» STATED EXERCISE
Exactly as written, quote every line that follows, skipping the images.

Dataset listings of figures
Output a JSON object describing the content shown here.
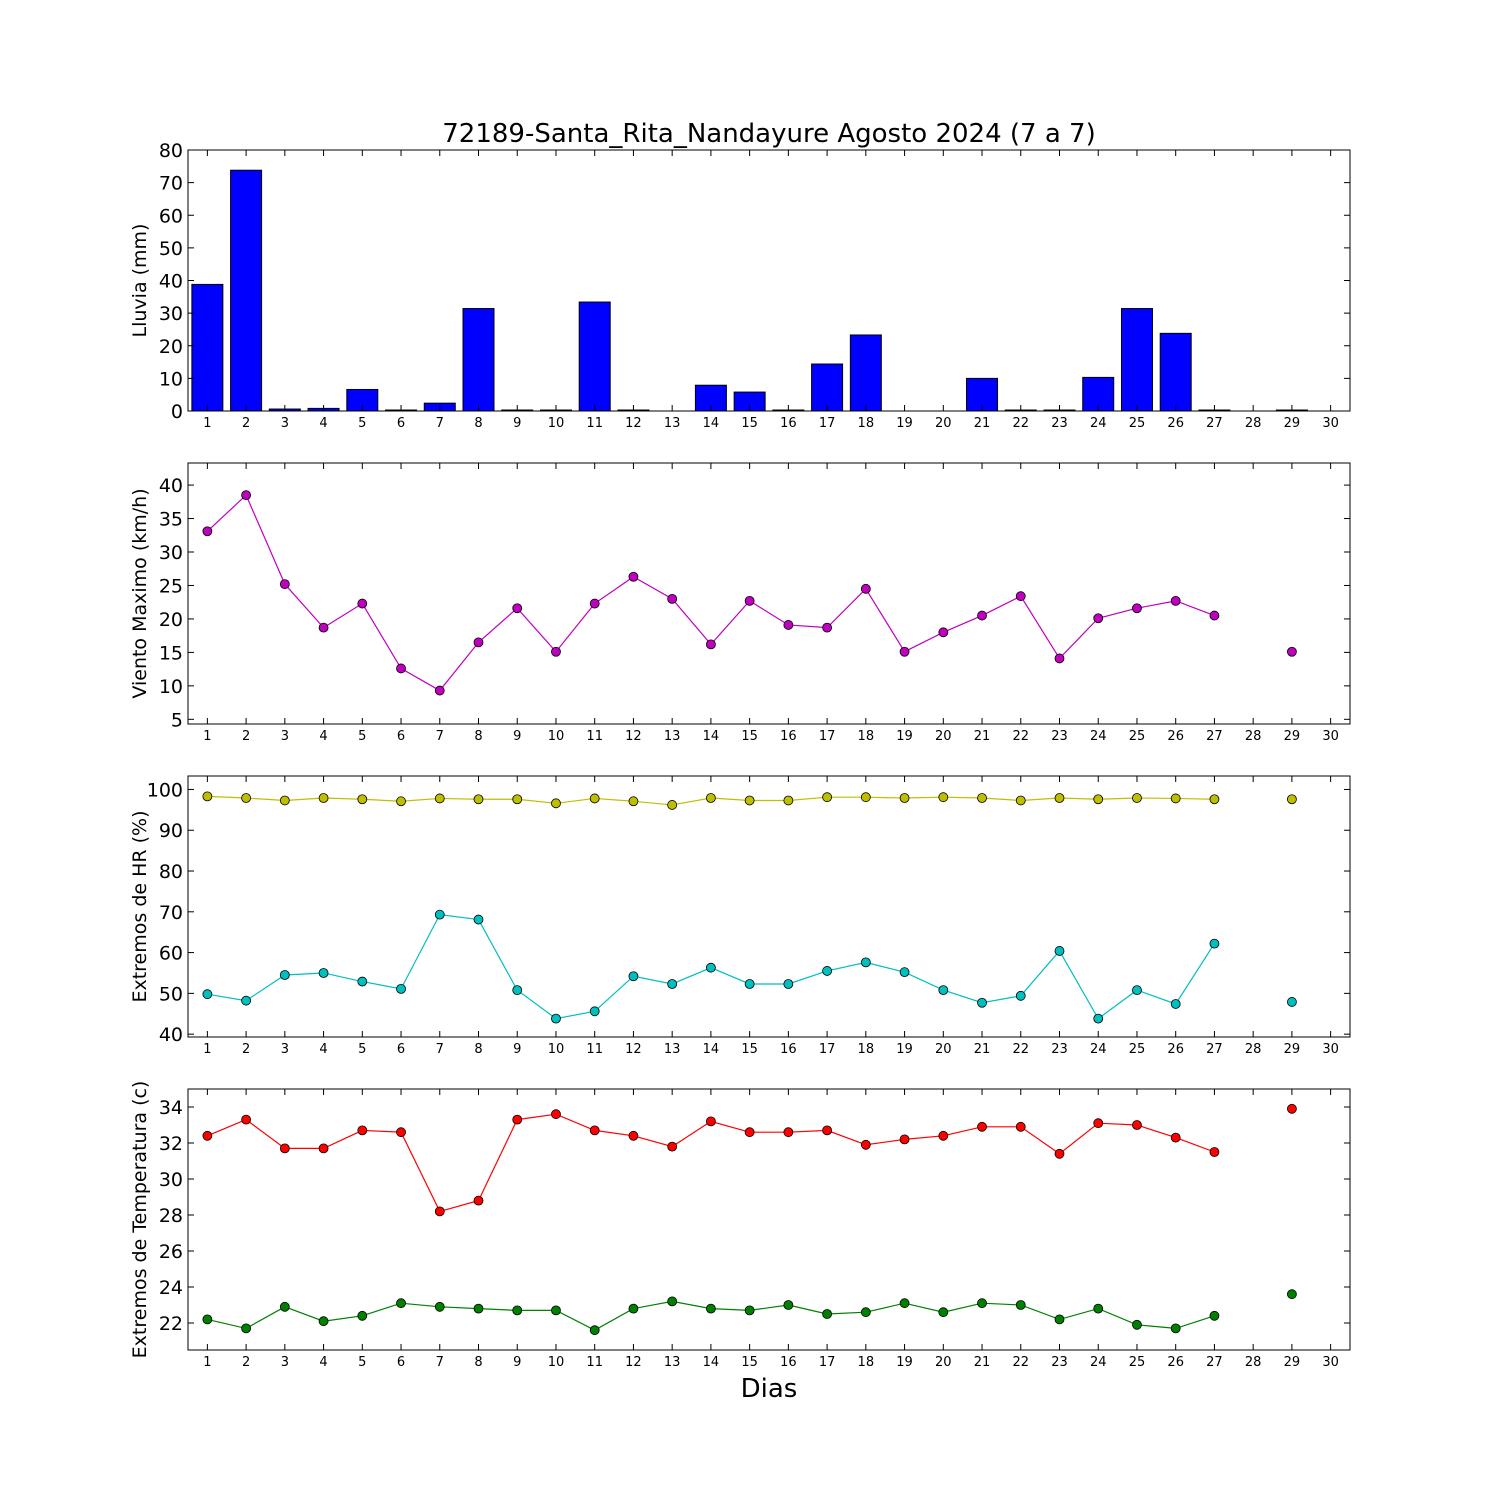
{
  "title": "72189-Santa_Rita_Nandayure Agosto 2024  (7 a 7)",
  "xlabel": "Dias",
  "chart_data": [
    {
      "type": "bar",
      "ylabel": "Lluvia (mm)",
      "ylim": [
        0,
        80
      ],
      "yticks": [
        0,
        10,
        20,
        30,
        40,
        50,
        60,
        70,
        80
      ],
      "xlim": [
        0.5,
        30.5
      ],
      "xticks": [
        1,
        2,
        3,
        4,
        5,
        6,
        7,
        8,
        9,
        10,
        11,
        12,
        13,
        14,
        15,
        16,
        17,
        18,
        19,
        20,
        21,
        22,
        23,
        24,
        25,
        26,
        27,
        28,
        29,
        30
      ],
      "grid": false,
      "series": [
        {
          "color": "#0000ff",
          "x": [
            1,
            2,
            3,
            4,
            5,
            6,
            7,
            8,
            9,
            10,
            11,
            12,
            13,
            14,
            15,
            16,
            17,
            18,
            19,
            20,
            21,
            22,
            23,
            24,
            25,
            26,
            27,
            28,
            29,
            30
          ],
          "values": [
            38.8,
            73.8,
            0.6,
            0.8,
            6.6,
            0.3,
            2.4,
            31.4,
            0.3,
            0.3,
            33.4,
            0.3,
            0,
            7.9,
            5.8,
            0.3,
            14.4,
            23.3,
            0,
            0,
            10.0,
            0.3,
            0.3,
            10.3,
            31.4,
            23.8,
            0.3,
            0,
            0.3,
            0
          ]
        }
      ]
    },
    {
      "type": "line",
      "ylabel": "Viento Maximo (km/h)",
      "ylim": [
        4.3,
        43.3
      ],
      "yticks": [
        5,
        10,
        15,
        20,
        25,
        30,
        35,
        40
      ],
      "xlim": [
        0.5,
        30.5
      ],
      "xticks": [
        1,
        2,
        3,
        4,
        5,
        6,
        7,
        8,
        9,
        10,
        11,
        12,
        13,
        14,
        15,
        16,
        17,
        18,
        19,
        20,
        21,
        22,
        23,
        24,
        25,
        26,
        27,
        28,
        29,
        30
      ],
      "grid": false,
      "series": [
        {
          "color": "#bf00bf",
          "x": [
            1,
            2,
            3,
            4,
            5,
            6,
            7,
            8,
            9,
            10,
            11,
            12,
            13,
            14,
            15,
            16,
            17,
            18,
            19,
            20,
            21,
            22,
            23,
            24,
            25,
            26,
            27,
            28,
            29,
            30
          ],
          "values": [
            33.1,
            38.5,
            25.2,
            18.7,
            22.3,
            12.6,
            9.3,
            16.5,
            21.6,
            15.1,
            22.3,
            26.3,
            23.0,
            16.2,
            22.7,
            19.1,
            18.7,
            24.5,
            15.1,
            18.0,
            20.5,
            23.4,
            14.1,
            20.1,
            21.6,
            22.7,
            20.5,
            null,
            15.1,
            null
          ]
        }
      ]
    },
    {
      "type": "line",
      "ylabel": "Extremos de HR (%)",
      "ylim": [
        39.3,
        103.3
      ],
      "yticks": [
        40,
        50,
        60,
        70,
        80,
        90,
        100
      ],
      "xlim": [
        0.5,
        30.5
      ],
      "xticks": [
        1,
        2,
        3,
        4,
        5,
        6,
        7,
        8,
        9,
        10,
        11,
        12,
        13,
        14,
        15,
        16,
        17,
        18,
        19,
        20,
        21,
        22,
        23,
        24,
        25,
        26,
        27,
        28,
        29,
        30
      ],
      "grid": false,
      "series": [
        {
          "color": "#bfbf00",
          "x": [
            1,
            2,
            3,
            4,
            5,
            6,
            7,
            8,
            9,
            10,
            11,
            12,
            13,
            14,
            15,
            16,
            17,
            18,
            19,
            20,
            21,
            22,
            23,
            24,
            25,
            26,
            27,
            28,
            29,
            30
          ],
          "values": [
            98.3,
            97.9,
            97.3,
            97.9,
            97.6,
            97.1,
            97.8,
            97.6,
            97.6,
            96.6,
            97.8,
            97.1,
            96.2,
            97.9,
            97.3,
            97.3,
            98.1,
            98.1,
            97.9,
            98.1,
            97.9,
            97.3,
            97.9,
            97.6,
            97.9,
            97.8,
            97.6,
            null,
            97.6,
            null
          ]
        },
        {
          "color": "#00bfbf",
          "x": [
            1,
            2,
            3,
            4,
            5,
            6,
            7,
            8,
            9,
            10,
            11,
            12,
            13,
            14,
            15,
            16,
            17,
            18,
            19,
            20,
            21,
            22,
            23,
            24,
            25,
            26,
            27,
            28,
            29,
            30
          ],
          "values": [
            49.8,
            48.2,
            54.5,
            55.0,
            52.9,
            51.1,
            69.3,
            68.1,
            50.8,
            43.8,
            45.6,
            54.2,
            52.3,
            56.3,
            52.3,
            52.3,
            55.5,
            57.6,
            55.2,
            50.8,
            47.7,
            49.4,
            60.4,
            43.8,
            50.8,
            47.4,
            62.2,
            null,
            47.9,
            null
          ]
        }
      ]
    },
    {
      "type": "line",
      "ylabel": "Extremos de Temperatura (c)",
      "ylim": [
        20.5,
        35.0
      ],
      "yticks": [
        22,
        24,
        26,
        28,
        30,
        32,
        34
      ],
      "xlim": [
        0.5,
        30.5
      ],
      "xticks": [
        1,
        2,
        3,
        4,
        5,
        6,
        7,
        8,
        9,
        10,
        11,
        12,
        13,
        14,
        15,
        16,
        17,
        18,
        19,
        20,
        21,
        22,
        23,
        24,
        25,
        26,
        27,
        28,
        29,
        30
      ],
      "grid": false,
      "series": [
        {
          "color": "#ff0000",
          "x": [
            1,
            2,
            3,
            4,
            5,
            6,
            7,
            8,
            9,
            10,
            11,
            12,
            13,
            14,
            15,
            16,
            17,
            18,
            19,
            20,
            21,
            22,
            23,
            24,
            25,
            26,
            27,
            28,
            29,
            30
          ],
          "values": [
            32.4,
            33.3,
            31.7,
            31.7,
            32.7,
            32.6,
            28.2,
            28.8,
            33.3,
            33.6,
            32.7,
            32.4,
            31.8,
            33.2,
            32.6,
            32.6,
            32.7,
            31.9,
            32.2,
            32.4,
            32.9,
            32.9,
            31.4,
            33.1,
            33.0,
            32.3,
            31.5,
            null,
            33.9,
            null
          ]
        },
        {
          "color": "#008000",
          "x": [
            1,
            2,
            3,
            4,
            5,
            6,
            7,
            8,
            9,
            10,
            11,
            12,
            13,
            14,
            15,
            16,
            17,
            18,
            19,
            20,
            21,
            22,
            23,
            24,
            25,
            26,
            27,
            28,
            29,
            30
          ],
          "values": [
            22.2,
            21.7,
            22.9,
            22.1,
            22.4,
            23.1,
            22.9,
            22.8,
            22.7,
            22.7,
            21.6,
            22.8,
            23.2,
            22.8,
            22.7,
            23.0,
            22.5,
            22.6,
            23.1,
            22.6,
            23.1,
            23.0,
            22.2,
            22.8,
            21.9,
            21.7,
            22.4,
            null,
            23.6,
            null
          ]
        }
      ]
    }
  ]
}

» FINAL RESULT
Output a JSON object describing the content shown here.
{
  "title": "72189-Santa_Rita_Nandayure Agosto 2024  (7 a 7)",
  "xlabel": "Dias",
  "chart_data": [
    {
      "type": "bar",
      "ylabel": "Lluvia (mm)",
      "ylim": [
        0,
        80
      ],
      "yticks": [
        0,
        10,
        20,
        30,
        40,
        50,
        60,
        70,
        80
      ],
      "xlim": [
        0.5,
        30.5
      ],
      "xticks": [
        1,
        2,
        3,
        4,
        5,
        6,
        7,
        8,
        9,
        10,
        11,
        12,
        13,
        14,
        15,
        16,
        17,
        18,
        19,
        20,
        21,
        22,
        23,
        24,
        25,
        26,
        27,
        28,
        29,
        30
      ],
      "grid": false,
      "series": [
        {
          "color": "#0000ff",
          "x": [
            1,
            2,
            3,
            4,
            5,
            6,
            7,
            8,
            9,
            10,
            11,
            12,
            13,
            14,
            15,
            16,
            17,
            18,
            19,
            20,
            21,
            22,
            23,
            24,
            25,
            26,
            27,
            28,
            29,
            30
          ],
          "values": [
            38.8,
            73.8,
            0.6,
            0.8,
            6.6,
            0.3,
            2.4,
            31.4,
            0.3,
            0.3,
            33.4,
            0.3,
            0,
            7.9,
            5.8,
            0.3,
            14.4,
            23.3,
            0,
            0,
            10.0,
            0.3,
            0.3,
            10.3,
            31.4,
            23.8,
            0.3,
            0,
            0.3,
            0
          ]
        }
      ]
    },
    {
      "type": "line",
      "ylabel": "Viento Maximo (km/h)",
      "ylim": [
        4.3,
        43.3
      ],
      "yticks": [
        5,
        10,
        15,
        20,
        25,
        30,
        35,
        40
      ],
      "xlim": [
        0.5,
        30.5
      ],
      "xticks": [
        1,
        2,
        3,
        4,
        5,
        6,
        7,
        8,
        9,
        10,
        11,
        12,
        13,
        14,
        15,
        16,
        17,
        18,
        19,
        20,
        21,
        22,
        23,
        24,
        25,
        26,
        27,
        28,
        29,
        30
      ],
      "grid": false,
      "series": [
        {
          "color": "#bf00bf",
          "x": [
            1,
            2,
            3,
            4,
            5,
            6,
            7,
            8,
            9,
            10,
            11,
            12,
            13,
            14,
            15,
            16,
            17,
            18,
            19,
            20,
            21,
            22,
            23,
            24,
            25,
            26,
            27,
            28,
            29,
            30
          ],
          "values": [
            33.1,
            38.5,
            25.2,
            18.7,
            22.3,
            12.6,
            9.3,
            16.5,
            21.6,
            15.1,
            22.3,
            26.3,
            23.0,
            16.2,
            22.7,
            19.1,
            18.7,
            24.5,
            15.1,
            18.0,
            20.5,
            23.4,
            14.1,
            20.1,
            21.6,
            22.7,
            20.5,
            null,
            15.1,
            null
          ]
        }
      ]
    },
    {
      "type": "line",
      "ylabel": "Extremos de HR (%)",
      "ylim": [
        39.3,
        103.3
      ],
      "yticks": [
        40,
        50,
        60,
        70,
        80,
        90,
        100
      ],
      "xlim": [
        0.5,
        30.5
      ],
      "xticks": [
        1,
        2,
        3,
        4,
        5,
        6,
        7,
        8,
        9,
        10,
        11,
        12,
        13,
        14,
        15,
        16,
        17,
        18,
        19,
        20,
        21,
        22,
        23,
        24,
        25,
        26,
        27,
        28,
        29,
        30
      ],
      "grid": false,
      "series": [
        {
          "color": "#bfbf00",
          "x": [
            1,
            2,
            3,
            4,
            5,
            6,
            7,
            8,
            9,
            10,
            11,
            12,
            13,
            14,
            15,
            16,
            17,
            18,
            19,
            20,
            21,
            22,
            23,
            24,
            25,
            26,
            27,
            28,
            29,
            30
          ],
          "values": [
            98.3,
            97.9,
            97.3,
            97.9,
            97.6,
            97.1,
            97.8,
            97.6,
            97.6,
            96.6,
            97.8,
            97.1,
            96.2,
            97.9,
            97.3,
            97.3,
            98.1,
            98.1,
            97.9,
            98.1,
            97.9,
            97.3,
            97.9,
            97.6,
            97.9,
            97.8,
            97.6,
            null,
            97.6,
            null
          ]
        },
        {
          "color": "#00bfbf",
          "x": [
            1,
            2,
            3,
            4,
            5,
            6,
            7,
            8,
            9,
            10,
            11,
            12,
            13,
            14,
            15,
            16,
            17,
            18,
            19,
            20,
            21,
            22,
            23,
            24,
            25,
            26,
            27,
            28,
            29,
            30
          ],
          "values": [
            49.8,
            48.2,
            54.5,
            55.0,
            52.9,
            51.1,
            69.3,
            68.1,
            50.8,
            43.8,
            45.6,
            54.2,
            52.3,
            56.3,
            52.3,
            52.3,
            55.5,
            57.6,
            55.2,
            50.8,
            47.7,
            49.4,
            60.4,
            43.8,
            50.8,
            47.4,
            62.2,
            null,
            47.9,
            null
          ]
        }
      ]
    },
    {
      "type": "line",
      "ylabel": "Extremos de Temperatura (c)",
      "ylim": [
        20.5,
        35.0
      ],
      "yticks": [
        22,
        24,
        26,
        28,
        30,
        32,
        34
      ],
      "xlim": [
        0.5,
        30.5
      ],
      "xticks": [
        1,
        2,
        3,
        4,
        5,
        6,
        7,
        8,
        9,
        10,
        11,
        12,
        13,
        14,
        15,
        16,
        17,
        18,
        19,
        20,
        21,
        22,
        23,
        24,
        25,
        26,
        27,
        28,
        29,
        30
      ],
      "grid": false,
      "series": [
        {
          "color": "#ff0000",
          "x": [
            1,
            2,
            3,
            4,
            5,
            6,
            7,
            8,
            9,
            10,
            11,
            12,
            13,
            14,
            15,
            16,
            17,
            18,
            19,
            20,
            21,
            22,
            23,
            24,
            25,
            26,
            27,
            28,
            29,
            30
          ],
          "values": [
            32.4,
            33.3,
            31.7,
            31.7,
            32.7,
            32.6,
            28.2,
            28.8,
            33.3,
            33.6,
            32.7,
            32.4,
            31.8,
            33.2,
            32.6,
            32.6,
            32.7,
            31.9,
            32.2,
            32.4,
            32.9,
            32.9,
            31.4,
            33.1,
            33.0,
            32.3,
            31.5,
            null,
            33.9,
            null
          ]
        },
        {
          "color": "#008000",
          "x": [
            1,
            2,
            3,
            4,
            5,
            6,
            7,
            8,
            9,
            10,
            11,
            12,
            13,
            14,
            15,
            16,
            17,
            18,
            19,
            20,
            21,
            22,
            23,
            24,
            25,
            26,
            27,
            28,
            29,
            30
          ],
          "values": [
            22.2,
            21.7,
            22.9,
            22.1,
            22.4,
            23.1,
            22.9,
            22.8,
            22.7,
            22.7,
            21.6,
            22.8,
            23.2,
            22.8,
            22.7,
            23.0,
            22.5,
            22.6,
            23.1,
            22.6,
            23.1,
            23.0,
            22.2,
            22.8,
            21.9,
            21.7,
            22.4,
            null,
            23.6,
            null
          ]
        }
      ]
    }
  ]
}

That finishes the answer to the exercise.